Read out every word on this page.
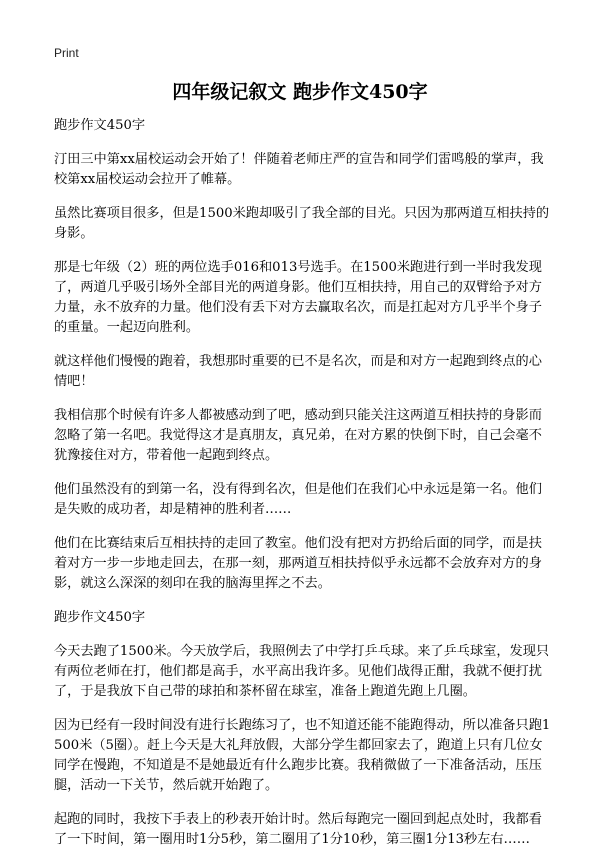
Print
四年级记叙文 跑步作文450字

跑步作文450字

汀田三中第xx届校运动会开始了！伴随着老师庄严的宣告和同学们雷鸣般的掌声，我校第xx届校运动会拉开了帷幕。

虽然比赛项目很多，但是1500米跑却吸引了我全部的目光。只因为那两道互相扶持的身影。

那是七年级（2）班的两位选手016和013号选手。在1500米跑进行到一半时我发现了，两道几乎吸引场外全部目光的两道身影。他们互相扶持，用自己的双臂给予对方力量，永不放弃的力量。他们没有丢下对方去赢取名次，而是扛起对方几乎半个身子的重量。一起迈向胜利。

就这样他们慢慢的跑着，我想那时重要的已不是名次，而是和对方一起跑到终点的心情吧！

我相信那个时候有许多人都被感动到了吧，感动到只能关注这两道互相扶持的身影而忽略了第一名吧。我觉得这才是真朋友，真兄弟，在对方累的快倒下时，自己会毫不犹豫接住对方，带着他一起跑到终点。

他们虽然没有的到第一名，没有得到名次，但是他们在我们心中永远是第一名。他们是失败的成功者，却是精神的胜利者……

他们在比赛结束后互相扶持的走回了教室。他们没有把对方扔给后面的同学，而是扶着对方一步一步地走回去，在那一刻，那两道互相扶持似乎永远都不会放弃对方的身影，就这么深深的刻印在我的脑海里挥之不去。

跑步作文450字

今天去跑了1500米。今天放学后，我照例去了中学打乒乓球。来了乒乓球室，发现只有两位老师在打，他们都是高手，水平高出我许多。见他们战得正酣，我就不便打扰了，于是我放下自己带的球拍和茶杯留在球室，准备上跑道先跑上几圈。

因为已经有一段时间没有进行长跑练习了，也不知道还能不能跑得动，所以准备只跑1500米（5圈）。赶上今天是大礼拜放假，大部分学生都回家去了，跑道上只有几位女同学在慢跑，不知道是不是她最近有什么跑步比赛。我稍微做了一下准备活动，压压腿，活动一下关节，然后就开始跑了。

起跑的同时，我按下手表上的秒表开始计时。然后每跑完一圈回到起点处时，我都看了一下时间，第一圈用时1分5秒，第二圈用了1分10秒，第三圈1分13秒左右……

_ _ _ _

### [YOUR TASK]
Each record above should be copied character for character, with pictures dropped.

### [SOLUTION TO THE EXERCISE]
Read out every word on this page.
Print
四年级记叙文 跑步作文450字

跑步作文450字

汀田三中第xx届校运动会开始了！伴随着老师庄严的宣告和同学们雷鸣般的掌声，我校第xx届校运动会拉开了帷幕。

虽然比赛项目很多，但是1500米跑却吸引了我全部的目光。只因为那两道互相扶持的身影。

那是七年级（2）班的两位选手016和013号选手。在1500米跑进行到一半时我发现了，两道几乎吸引场外全部目光的两道身影。他们互相扶持，用自己的双臂给予对方力量，永不放弃的力量。他们没有丢下对方去赢取名次，而是扛起对方几乎半个身子的重量。一起迈向胜利。

就这样他们慢慢的跑着，我想那时重要的已不是名次，而是和对方一起跑到终点的心情吧！

我相信那个时候有许多人都被感动到了吧，感动到只能关注这两道互相扶持的身影而忽略了第一名吧。我觉得这才是真朋友，真兄弟，在对方累的快倒下时，自己会毫不犹豫接住对方，带着他一起跑到终点。

他们虽然没有的到第一名，没有得到名次，但是他们在我们心中永远是第一名。他们是失败的成功者，却是精神的胜利者……

他们在比赛结束后互相扶持的走回了教室。他们没有把对方扔给后面的同学，而是扶着对方一步一步地走回去，在那一刻，那两道互相扶持似乎永远都不会放弃对方的身影，就这么深深的刻印在我的脑海里挥之不去。

跑步作文450字

今天去跑了1500米。今天放学后，我照例去了中学打乒乓球。来了乒乓球室，发现只有两位老师在打，他们都是高手，水平高出我许多。见他们战得正酣，我就不便打扰了，于是我放下自己带的球拍和茶杯留在球室，准备上跑道先跑上几圈。

因为已经有一段时间没有进行长跑练习了，也不知道还能不能跑得动，所以准备只跑1500米（5圈）。赶上今天是大礼拜放假，大部分学生都回家去了，跑道上只有几位女同学在慢跑，不知道是不是她最近有什么跑步比赛。我稍微做了一下准备活动，压压腿，活动一下关节，然后就开始跑了。

起跑的同时，我按下手表上的秒表开始计时。然后每跑完一圈回到起点处时，我都看了一下时间，第一圈用时1分5秒，第二圈用了1分10秒，第三圈1分13秒左右……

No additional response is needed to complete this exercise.